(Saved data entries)

((

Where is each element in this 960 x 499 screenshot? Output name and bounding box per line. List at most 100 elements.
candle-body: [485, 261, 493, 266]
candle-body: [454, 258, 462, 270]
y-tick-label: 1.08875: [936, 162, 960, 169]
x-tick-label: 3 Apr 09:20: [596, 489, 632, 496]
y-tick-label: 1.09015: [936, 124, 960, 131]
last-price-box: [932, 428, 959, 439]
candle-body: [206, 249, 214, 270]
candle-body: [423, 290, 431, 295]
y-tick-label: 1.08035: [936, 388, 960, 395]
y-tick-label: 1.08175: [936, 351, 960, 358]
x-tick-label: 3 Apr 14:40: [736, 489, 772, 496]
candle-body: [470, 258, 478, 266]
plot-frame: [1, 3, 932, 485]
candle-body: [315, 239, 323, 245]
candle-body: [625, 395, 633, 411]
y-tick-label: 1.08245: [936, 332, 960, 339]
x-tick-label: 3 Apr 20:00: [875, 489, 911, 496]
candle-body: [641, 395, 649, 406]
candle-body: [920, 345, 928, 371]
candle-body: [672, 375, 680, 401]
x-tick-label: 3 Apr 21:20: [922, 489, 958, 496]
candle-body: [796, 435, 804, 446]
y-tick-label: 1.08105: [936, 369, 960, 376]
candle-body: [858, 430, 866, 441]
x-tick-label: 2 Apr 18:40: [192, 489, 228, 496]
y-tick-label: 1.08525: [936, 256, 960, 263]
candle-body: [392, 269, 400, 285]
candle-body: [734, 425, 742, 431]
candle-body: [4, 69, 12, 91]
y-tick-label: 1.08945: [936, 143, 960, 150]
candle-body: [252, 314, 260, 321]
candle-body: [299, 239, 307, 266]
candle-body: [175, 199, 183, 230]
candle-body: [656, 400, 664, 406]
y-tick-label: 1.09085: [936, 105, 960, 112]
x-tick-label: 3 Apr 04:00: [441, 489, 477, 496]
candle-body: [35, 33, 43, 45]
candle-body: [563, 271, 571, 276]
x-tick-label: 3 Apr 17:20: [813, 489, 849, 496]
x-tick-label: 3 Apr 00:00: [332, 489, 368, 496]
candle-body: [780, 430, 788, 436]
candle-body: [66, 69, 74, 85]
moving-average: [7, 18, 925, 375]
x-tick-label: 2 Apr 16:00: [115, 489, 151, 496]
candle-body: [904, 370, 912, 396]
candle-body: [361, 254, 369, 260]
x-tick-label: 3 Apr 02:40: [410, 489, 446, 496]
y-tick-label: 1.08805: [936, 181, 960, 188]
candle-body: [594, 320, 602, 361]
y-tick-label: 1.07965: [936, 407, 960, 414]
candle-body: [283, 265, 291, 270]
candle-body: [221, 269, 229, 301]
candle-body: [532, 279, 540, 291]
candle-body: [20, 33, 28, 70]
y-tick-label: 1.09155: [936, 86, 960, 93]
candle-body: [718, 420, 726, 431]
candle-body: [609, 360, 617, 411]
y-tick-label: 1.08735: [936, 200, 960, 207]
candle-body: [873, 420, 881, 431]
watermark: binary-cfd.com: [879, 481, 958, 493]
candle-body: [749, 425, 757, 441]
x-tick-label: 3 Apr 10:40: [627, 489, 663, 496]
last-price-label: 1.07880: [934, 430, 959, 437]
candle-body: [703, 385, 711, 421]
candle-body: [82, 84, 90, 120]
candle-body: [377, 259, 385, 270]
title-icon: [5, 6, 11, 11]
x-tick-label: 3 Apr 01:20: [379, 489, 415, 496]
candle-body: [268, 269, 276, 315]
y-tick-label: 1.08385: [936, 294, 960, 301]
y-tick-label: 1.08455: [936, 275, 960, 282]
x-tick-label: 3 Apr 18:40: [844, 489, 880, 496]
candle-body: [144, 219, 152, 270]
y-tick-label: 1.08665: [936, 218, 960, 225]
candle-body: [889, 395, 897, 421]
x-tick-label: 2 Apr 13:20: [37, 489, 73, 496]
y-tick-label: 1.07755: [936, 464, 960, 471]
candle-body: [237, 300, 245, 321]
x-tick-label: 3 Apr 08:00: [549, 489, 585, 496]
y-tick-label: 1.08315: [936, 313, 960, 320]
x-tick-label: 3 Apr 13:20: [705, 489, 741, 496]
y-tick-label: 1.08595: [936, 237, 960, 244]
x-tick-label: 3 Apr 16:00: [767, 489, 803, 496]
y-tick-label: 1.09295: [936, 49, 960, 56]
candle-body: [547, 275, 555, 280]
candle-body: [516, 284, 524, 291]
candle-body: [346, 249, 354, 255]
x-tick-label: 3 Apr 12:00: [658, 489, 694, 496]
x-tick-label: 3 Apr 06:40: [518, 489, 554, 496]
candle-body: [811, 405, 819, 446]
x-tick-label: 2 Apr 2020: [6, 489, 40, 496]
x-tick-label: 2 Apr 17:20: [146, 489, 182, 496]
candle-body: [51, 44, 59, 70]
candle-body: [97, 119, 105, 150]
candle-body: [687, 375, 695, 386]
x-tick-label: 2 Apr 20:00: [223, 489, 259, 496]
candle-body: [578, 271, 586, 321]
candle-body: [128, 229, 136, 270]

))

(SHORT PROBLEM): Could you put the records, from their first line through the line containing "y-tick-label: 1.08525: [936, 256, 960, 263]" (both included), into a Markdown table with the columns Row and Record line, numbering each row and skipping blank lines?

(SOLUTION BELOW):
| Row | Record line |
|---|---|
| 1 | Where is each element in this 960 x 499 screenshot? Output name and bounding box per line. List at most 100 elements. |
| 2 | candle-body: [485, 261, 493, 266] |
| 3 | candle-body: [454, 258, 462, 270] |
| 4 | y-tick-label: 1.08875: [936, 162, 960, 169] |
| 5 | x-tick-label: 3 Apr 09:20: [596, 489, 632, 496] |
| 6 | y-tick-label: 1.09015: [936, 124, 960, 131] |
| 7 | last-price-box: [932, 428, 959, 439] |
| 8 | candle-body: [206, 249, 214, 270] |
| 9 | candle-body: [423, 290, 431, 295] |
| 10 | y-tick-label: 1.08035: [936, 388, 960, 395] |
| 11 | y-tick-label: 1.08175: [936, 351, 960, 358] |
| 12 | x-tick-label: 3 Apr 14:40: [736, 489, 772, 496] |
| 13 | candle-body: [470, 258, 478, 266] |
| 14 | plot-frame: [1, 3, 932, 485] |
| 15 | candle-body: [315, 239, 323, 245] |
| 16 | candle-body: [625, 395, 633, 411] |
| 17 | y-tick-label: 1.08245: [936, 332, 960, 339] |
| 18 | x-tick-label: 3 Apr 20:00: [875, 489, 911, 496] |
| 19 | candle-body: [641, 395, 649, 406] |
| 20 | candle-body: [920, 345, 928, 371] |
| 21 | candle-body: [672, 375, 680, 401] |
| 22 | x-tick-label: 3 Apr 21:20: [922, 489, 958, 496] |
| 23 | candle-body: [796, 435, 804, 446] |
| 24 | y-tick-label: 1.08105: [936, 369, 960, 376] |
| 25 | candle-body: [858, 430, 866, 441] |
| 26 | x-tick-label: 2 Apr 18:40: [192, 489, 228, 496] |
| 27 | y-tick-label: 1.08525: [936, 256, 960, 263] |